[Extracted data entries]
— BEGIN —
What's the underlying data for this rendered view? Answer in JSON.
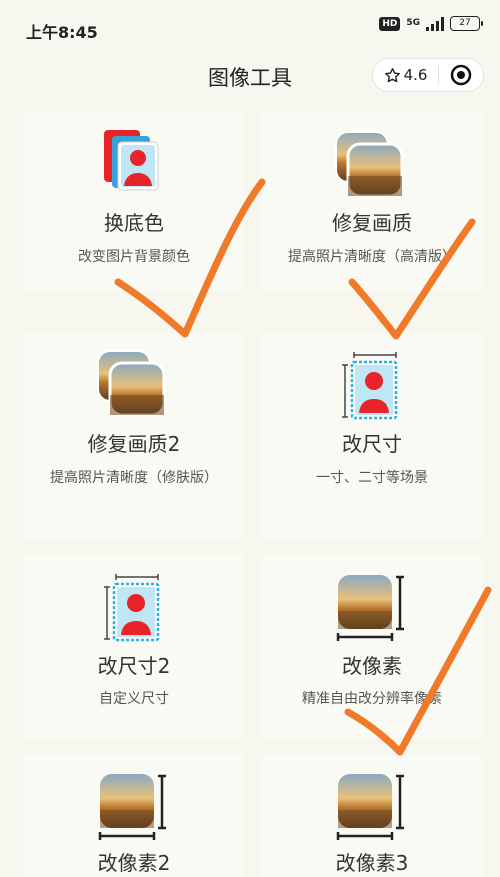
{
  "status": {
    "time": "上午8:45",
    "hd": "HD",
    "network": "5G",
    "battery": "27"
  },
  "nav": {
    "title": "图像工具",
    "rating": "4.6"
  },
  "tools": [
    {
      "title": "换底色",
      "desc": "改变图片背景颜色",
      "icon": "id-photo-background-icon"
    },
    {
      "title": "修复画质",
      "desc": "提高照片清晰度（高清版）",
      "icon": "landscape-photos-icon"
    },
    {
      "title": "修复画质2",
      "desc": "提高照片清晰度（修肤版）",
      "icon": "landscape-photos-icon"
    },
    {
      "title": "改尺寸",
      "desc": "一寸、二寸等场景",
      "icon": "id-photo-resize-icon"
    },
    {
      "title": "改尺寸2",
      "desc": "自定义尺寸",
      "icon": "id-photo-resize-icon"
    },
    {
      "title": "改像素",
      "desc": "精准自由改分辨率像素",
      "icon": "photo-dimension-icon"
    },
    {
      "title": "改像素2",
      "desc": "",
      "icon": "photo-dimension-icon"
    },
    {
      "title": "改像素3",
      "desc": "",
      "icon": "photo-dimension-icon"
    }
  ],
  "colors": {
    "background": "#f7f7ef",
    "annotation_stroke": "#f07a2a",
    "id_red": "#e8232a",
    "id_blue_bg": "#bfe6f5"
  }
}
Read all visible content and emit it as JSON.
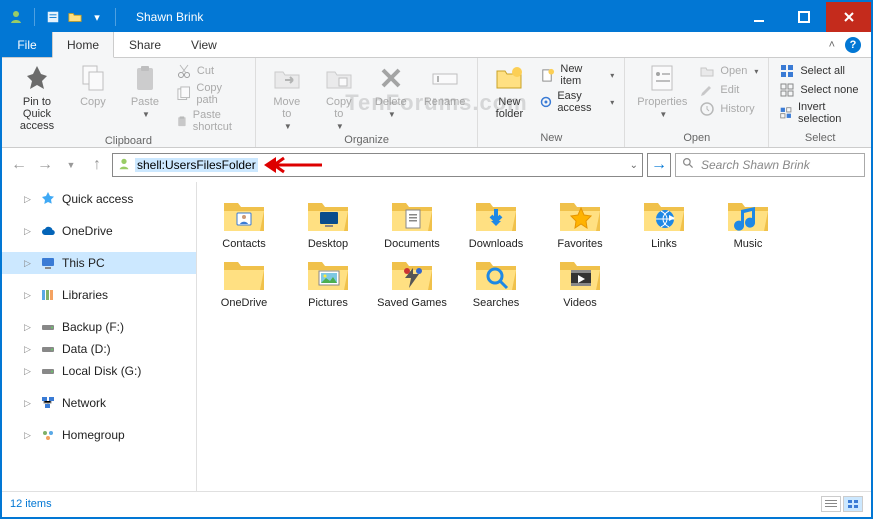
{
  "window": {
    "title": "Shawn Brink"
  },
  "tabs": {
    "file": "File",
    "home": "Home",
    "share": "Share",
    "view": "View"
  },
  "ribbon": {
    "clipboard": {
      "label": "Clipboard",
      "pin": "Pin to Quick\naccess",
      "copy": "Copy",
      "paste": "Paste",
      "cut": "Cut",
      "copypath": "Copy path",
      "pasteshortcut": "Paste shortcut"
    },
    "organize": {
      "label": "Organize",
      "moveto": "Move\nto",
      "copyto": "Copy\nto",
      "delete": "Delete",
      "rename": "Rename"
    },
    "new": {
      "label": "New",
      "newfolder": "New\nfolder",
      "newitem": "New item",
      "easyaccess": "Easy access"
    },
    "open": {
      "label": "Open",
      "properties": "Properties",
      "open": "Open",
      "edit": "Edit",
      "history": "History"
    },
    "select": {
      "label": "Select",
      "selectall": "Select all",
      "selectnone": "Select none",
      "invert": "Invert selection"
    }
  },
  "address": {
    "value": "shell:UsersFilesFolder",
    "search_placeholder": "Search Shawn Brink"
  },
  "sidebar": {
    "items": [
      {
        "label": "Quick access",
        "icon": "star"
      },
      {
        "label": "OneDrive",
        "icon": "cloud"
      },
      {
        "label": "This PC",
        "icon": "pc",
        "selected": true
      },
      {
        "label": "Libraries",
        "icon": "libraries"
      },
      {
        "label": "Backup (F:)",
        "icon": "drive"
      },
      {
        "label": "Data (D:)",
        "icon": "drive"
      },
      {
        "label": "Local Disk (G:)",
        "icon": "drive"
      },
      {
        "label": "Network",
        "icon": "network"
      },
      {
        "label": "Homegroup",
        "icon": "homegroup"
      }
    ]
  },
  "folders": [
    {
      "label": "Contacts",
      "icon": "contacts"
    },
    {
      "label": "Desktop",
      "icon": "desktop"
    },
    {
      "label": "Documents",
      "icon": "documents"
    },
    {
      "label": "Downloads",
      "icon": "downloads"
    },
    {
      "label": "Favorites",
      "icon": "favorites"
    },
    {
      "label": "Links",
      "icon": "links"
    },
    {
      "label": "Music",
      "icon": "music"
    },
    {
      "label": "OneDrive",
      "icon": "onedrive"
    },
    {
      "label": "Pictures",
      "icon": "pictures"
    },
    {
      "label": "Saved Games",
      "icon": "games"
    },
    {
      "label": "Searches",
      "icon": "searches"
    },
    {
      "label": "Videos",
      "icon": "videos"
    }
  ],
  "status": {
    "count": "12 items"
  },
  "watermark": "TenForums.com"
}
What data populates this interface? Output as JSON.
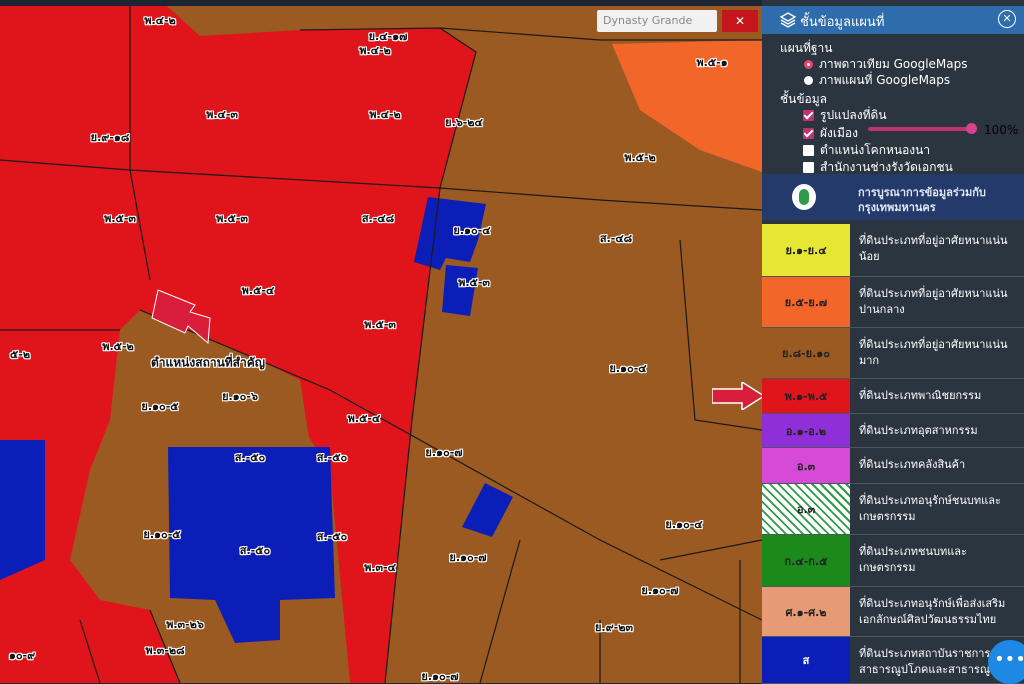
{
  "search": {
    "placeholder": "Dynasty Grande"
  },
  "panel": {
    "title": "ชั้นข้อมูลแผนที่",
    "base_heading": "แผนที่ฐาน",
    "base_options": [
      {
        "label": "ภาพดาวเทียม GoogleMaps",
        "selected": true
      },
      {
        "label": "ภาพแผนที่ GoogleMaps",
        "selected": false
      }
    ],
    "layers_heading": "ชั้นข้อมูล",
    "layers": [
      {
        "label": "รูปแปลงที่ดิน",
        "checked": true
      },
      {
        "label": "ผังเมือง",
        "checked": true
      },
      {
        "label": "ตำแหน่งโคกหนองนา",
        "checked": false
      },
      {
        "label": "สำนักงานช่างรังวัดเอกชน",
        "checked": false
      }
    ],
    "opacity": "100%",
    "opacity_value": 1.0,
    "bma_line1": "การบูรณาการข้อมูลร่วมกับ",
    "bma_line2": "กรุงเทพมหานคร"
  },
  "legend": [
    {
      "code": "ย.๑-ย.๔",
      "text": "ที่ดินประเภทที่อยู่อาศัยหนาแน่นน้อย",
      "color": "#e6e635",
      "fg": "#222"
    },
    {
      "code": "ย.๕-ย.๗",
      "text": "ที่ดินประเภทที่อยู่อาศัยหนาแน่นปานกลาง",
      "color": "#f2662a",
      "fg": "#222"
    },
    {
      "code": "ย.๘-ย.๑๐",
      "text": "ที่ดินประเภทที่อยู่อาศัยหนาแน่นมาก",
      "color": "#9b5a22",
      "fg": "#222"
    },
    {
      "code": "พ.๑-พ.๕",
      "text": "ที่ดินประเภทพาณิชยกรรม",
      "color": "#e0141b",
      "fg": "#222"
    },
    {
      "code": "อ.๑-อ.๒",
      "text": "ที่ดินประเภทอุตสาหกรรม",
      "color": "#8e2fd8",
      "fg": "#222"
    },
    {
      "code": "อ.๓",
      "text": "ที่ดินประเภทคลังสินค้า",
      "color": "#d64ad8",
      "fg": "#222"
    },
    {
      "code": "อ.๓",
      "text": "ที่ดินประเภทอนุรักษ์ชนบทและเกษตรกรรม",
      "color": "hatch",
      "fg": "#222"
    },
    {
      "code": "ก.๔-ก.๕",
      "text": "ที่ดินประเภทชนบทและเกษตรกรรม",
      "color": "#1b8a1b",
      "fg": "#222"
    },
    {
      "code": "ศ.๑-ศ.๒",
      "text": "ที่ดินประเภทอนุรักษ์เพื่อส่งเสริมเอกลักษณ์ศิลปวัฒนธรรมไทย",
      "color": "#e79b74",
      "fg": "#222"
    },
    {
      "code": "ส",
      "text": "ที่ดินประเภทสถาบันราชการ สาธารณูปโภคและสาธารณูปการ",
      "color": "#0c1eb8",
      "fg": "#fff"
    }
  ],
  "map": {
    "colors": {
      "commercial": "#e0141b",
      "residential_high": "#9b5a22",
      "institution": "#0c1eb8",
      "residential_mid": "#f2662a"
    },
    "landmark_label": "ตำแหน่งสถานที่สำคัญ",
    "labels": [
      "พ.๔-๒",
      "ย.๔-๑๗",
      "พ.๔-๒",
      "พ.๔-๒",
      "พ.๔-๓",
      "ย.๖-๒๔",
      "พ.๕-๑",
      "ย.๙-๑๘",
      "พ.๕-๒",
      "พ.๕-๓",
      "พ.๕-๓",
      "ส.-๔๘",
      "ย.๑๐-๔",
      "ส.-๔๘",
      "พ.๕-๓",
      "พ.๕-๔",
      "พ.๕-๓",
      "๕-๒",
      "พ.๕-๒",
      "ย.๑๐-๕",
      "ย.๑๐-๖",
      "ย.๑๐-๔",
      "พ.๕-๔",
      "ส.-๕๐",
      "ส.-๕๐",
      "ย.๑๐-๗",
      "ย.๑๐-๕",
      "ส.-๕๐",
      "ส.-๕๐",
      "ย.๑๐-๔",
      "ย.๑๐-๗",
      "พ.๓-๔",
      "ย.๑๐-๗",
      "พ.๓-๒๖",
      "ย.๙-๒๓",
      "พ.๓-๒๘",
      "๑๐-๙",
      "ย.๑๐-๗"
    ]
  }
}
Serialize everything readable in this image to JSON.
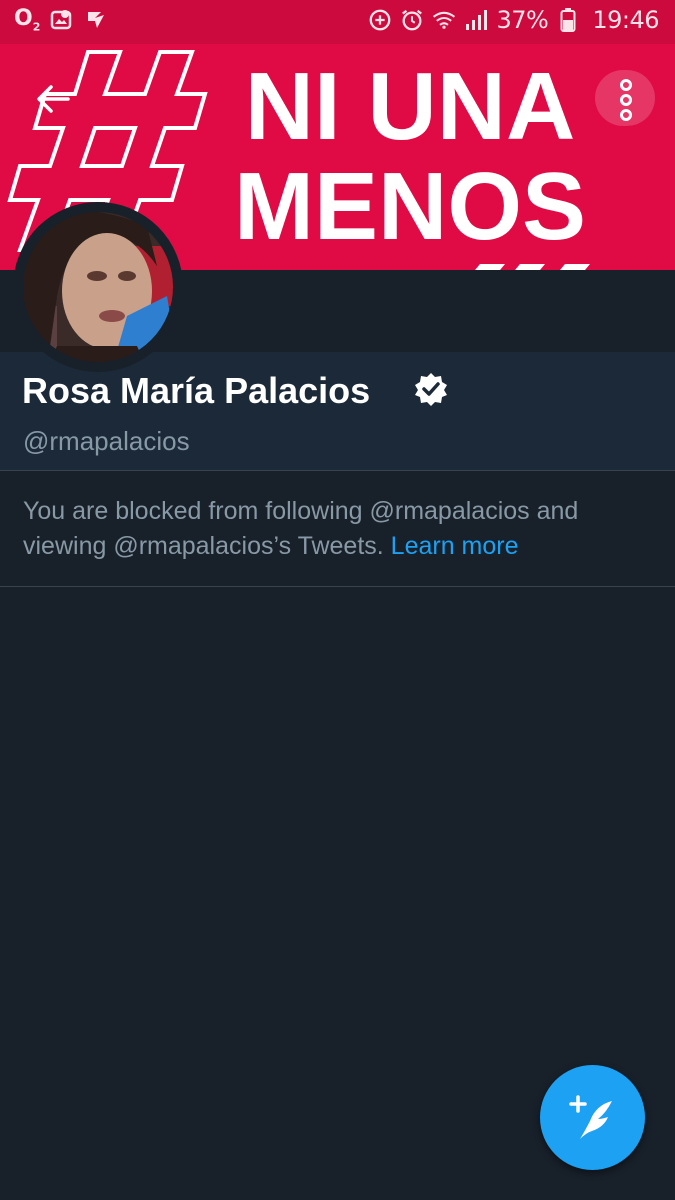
{
  "status_bar": {
    "carrier": "O",
    "carrier_sub": "2",
    "battery_percent": "37%",
    "time": "19:46",
    "icons": [
      "gallery-icon",
      "checkmark-app-icon",
      "data-saver-icon",
      "alarm-icon",
      "wifi-icon",
      "signal-icon",
      "battery-icon"
    ]
  },
  "header": {
    "banner_text_line1": "NI UNA",
    "banner_text_line2": "MENOS",
    "banner_symbol": "#",
    "banner_color": "#e00a45",
    "back_icon": "arrow-left-icon",
    "menu_icon": "more-vertical-icon"
  },
  "profile": {
    "display_name": "Rosa María Palacios",
    "verified_icon": "verified-badge-icon",
    "handle": "@rmapalacios"
  },
  "blocked_notice": {
    "text": "You are blocked from following @rmapalacios and viewing @rmapalacios’s Tweets.",
    "link_label": "Learn more",
    "link_color": "#1da1f2"
  },
  "fab": {
    "icon": "compose-tweet-icon",
    "color": "#1da1f2"
  }
}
— END —
For this exercise, gather every line of the data that contains the word "Quick".

▶ **RESULT**:
      "pin": "Pin to Quick\naccess",
        "label": "Quick access",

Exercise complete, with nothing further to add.